(Structured figure records)

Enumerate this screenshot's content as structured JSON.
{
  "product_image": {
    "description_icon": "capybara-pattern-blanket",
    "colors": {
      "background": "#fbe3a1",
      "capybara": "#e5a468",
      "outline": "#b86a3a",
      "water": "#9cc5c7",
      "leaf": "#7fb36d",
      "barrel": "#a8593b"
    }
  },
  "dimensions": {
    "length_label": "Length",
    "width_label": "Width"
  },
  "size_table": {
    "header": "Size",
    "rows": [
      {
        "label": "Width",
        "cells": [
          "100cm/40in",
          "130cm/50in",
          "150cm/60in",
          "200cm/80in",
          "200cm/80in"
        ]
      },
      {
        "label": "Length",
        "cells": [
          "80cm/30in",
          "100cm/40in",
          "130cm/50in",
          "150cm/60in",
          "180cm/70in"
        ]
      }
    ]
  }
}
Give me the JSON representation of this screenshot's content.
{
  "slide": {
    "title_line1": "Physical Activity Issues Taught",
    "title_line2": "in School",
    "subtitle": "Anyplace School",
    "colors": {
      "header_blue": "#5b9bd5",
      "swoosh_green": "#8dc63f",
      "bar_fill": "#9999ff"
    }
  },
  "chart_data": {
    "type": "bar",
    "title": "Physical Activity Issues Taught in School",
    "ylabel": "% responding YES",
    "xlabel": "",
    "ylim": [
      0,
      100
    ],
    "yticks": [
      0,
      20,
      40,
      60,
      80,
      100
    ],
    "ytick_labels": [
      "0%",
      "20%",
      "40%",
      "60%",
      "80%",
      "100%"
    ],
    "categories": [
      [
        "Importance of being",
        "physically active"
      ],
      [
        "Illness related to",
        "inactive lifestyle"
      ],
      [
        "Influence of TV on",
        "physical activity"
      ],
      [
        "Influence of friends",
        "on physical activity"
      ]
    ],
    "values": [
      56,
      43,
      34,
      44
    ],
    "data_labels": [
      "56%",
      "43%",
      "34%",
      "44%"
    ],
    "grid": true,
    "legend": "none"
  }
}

### Task to carry out
Go through the records above and set each one down exactly, please.

### Task response
Enumerate this screenshot's content as structured JSON.
{
  "product_image": {
    "description_icon": "capybara-pattern-blanket",
    "colors": {
      "background": "#fbe3a1",
      "capybara": "#e5a468",
      "outline": "#b86a3a",
      "water": "#9cc5c7",
      "leaf": "#7fb36d",
      "barrel": "#a8593b"
    }
  },
  "dimensions": {
    "length_label": "Length",
    "width_label": "Width"
  },
  "size_table": {
    "header": "Size",
    "rows": [
      {
        "label": "Width",
        "cells": [
          "100cm/40in",
          "130cm/50in",
          "150cm/60in",
          "200cm/80in",
          "200cm/80in"
        ]
      },
      {
        "label": "Length",
        "cells": [
          "80cm/30in",
          "100cm/40in",
          "130cm/50in",
          "150cm/60in",
          "180cm/70in"
        ]
      }
    ]
  }
}
Give me the JSON representation of this screenshot's content.
{
  "slide": {
    "title_line1": "Physical Activity Issues Taught",
    "title_line2": "in School",
    "subtitle": "Anyplace School",
    "colors": {
      "header_blue": "#5b9bd5",
      "swoosh_green": "#8dc63f",
      "bar_fill": "#9999ff"
    }
  },
  "chart_data": {
    "type": "bar",
    "title": "Physical Activity Issues Taught in School",
    "ylabel": "% responding YES",
    "xlabel": "",
    "ylim": [
      0,
      100
    ],
    "yticks": [
      0,
      20,
      40,
      60,
      80,
      100
    ],
    "ytick_labels": [
      "0%",
      "20%",
      "40%",
      "60%",
      "80%",
      "100%"
    ],
    "categories": [
      [
        "Importance of being",
        "physically active"
      ],
      [
        "Illness related to",
        "inactive lifestyle"
      ],
      [
        "Influence of TV on",
        "physical activity"
      ],
      [
        "Influence of friends",
        "on physical activity"
      ]
    ],
    "values": [
      56,
      43,
      34,
      44
    ],
    "data_labels": [
      "56%",
      "43%",
      "34%",
      "44%"
    ],
    "grid": true,
    "legend": "none"
  }
}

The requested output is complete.